STATED GOAL: For the data below, work out how many lines include the string "Disk" and report only the number.

THE DATA:
☆ ☆ ☆ ☆
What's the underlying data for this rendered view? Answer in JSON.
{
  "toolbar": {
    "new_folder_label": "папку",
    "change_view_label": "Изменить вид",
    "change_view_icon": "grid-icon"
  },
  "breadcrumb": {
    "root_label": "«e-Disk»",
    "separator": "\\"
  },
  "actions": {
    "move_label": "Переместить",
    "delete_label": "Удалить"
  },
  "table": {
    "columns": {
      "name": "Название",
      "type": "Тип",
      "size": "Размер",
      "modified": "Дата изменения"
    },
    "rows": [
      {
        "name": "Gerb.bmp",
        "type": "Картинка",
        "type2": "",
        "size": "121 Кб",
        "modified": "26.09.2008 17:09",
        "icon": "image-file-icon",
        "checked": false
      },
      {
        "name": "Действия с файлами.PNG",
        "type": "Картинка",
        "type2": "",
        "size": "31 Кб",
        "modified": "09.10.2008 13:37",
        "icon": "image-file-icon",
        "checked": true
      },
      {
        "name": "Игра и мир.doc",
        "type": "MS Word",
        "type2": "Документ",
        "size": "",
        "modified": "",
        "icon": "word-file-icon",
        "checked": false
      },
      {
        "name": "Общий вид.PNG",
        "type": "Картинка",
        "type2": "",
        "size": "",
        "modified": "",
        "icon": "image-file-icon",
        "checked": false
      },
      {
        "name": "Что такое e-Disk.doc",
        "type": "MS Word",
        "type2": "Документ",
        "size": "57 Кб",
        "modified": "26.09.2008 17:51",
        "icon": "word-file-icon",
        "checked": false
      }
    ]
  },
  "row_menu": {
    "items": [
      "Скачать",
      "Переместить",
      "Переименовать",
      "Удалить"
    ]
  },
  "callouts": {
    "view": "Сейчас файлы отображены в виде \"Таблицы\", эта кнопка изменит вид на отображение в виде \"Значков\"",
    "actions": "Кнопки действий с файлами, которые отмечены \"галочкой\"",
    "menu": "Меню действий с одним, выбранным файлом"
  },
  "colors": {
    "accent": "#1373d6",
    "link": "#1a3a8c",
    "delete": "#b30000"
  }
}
☆ ☆ ☆ ☆
ANSWER TO THE TASK: 2